─── Data provided
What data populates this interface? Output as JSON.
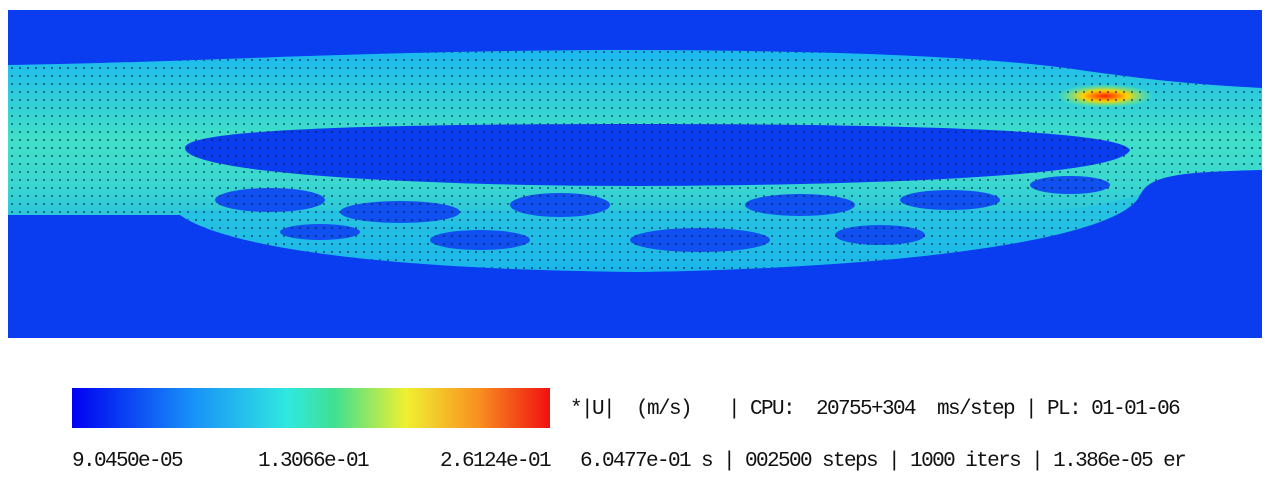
{
  "legend": {
    "min": "9.0450e-05",
    "mid": "1.3066e-01",
    "max": "2.6124e-01"
  },
  "status": {
    "quantity": "*|U|  (m/s)",
    "cpu": "| CPU:  20755+304  ms/step | PL: 01-01-06",
    "run": "6.0477e-01 s | 002500 steps | 1000 iters | 1.386e-05 er"
  }
}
──────
● Exercise goal
Output the data above without changes, apart from leaving out the pictures.

● Answer to the task
What data populates this interface? Output as JSON.
{
  "legend": {
    "min": "9.0450e-05",
    "mid": "1.3066e-01",
    "max": "2.6124e-01"
  },
  "status": {
    "quantity": "*|U|  (m/s)",
    "cpu": "| CPU:  20755+304  ms/step | PL: 01-01-06",
    "run": "6.0477e-01 s | 002500 steps | 1000 iters | 1.386e-05 er"
  }
}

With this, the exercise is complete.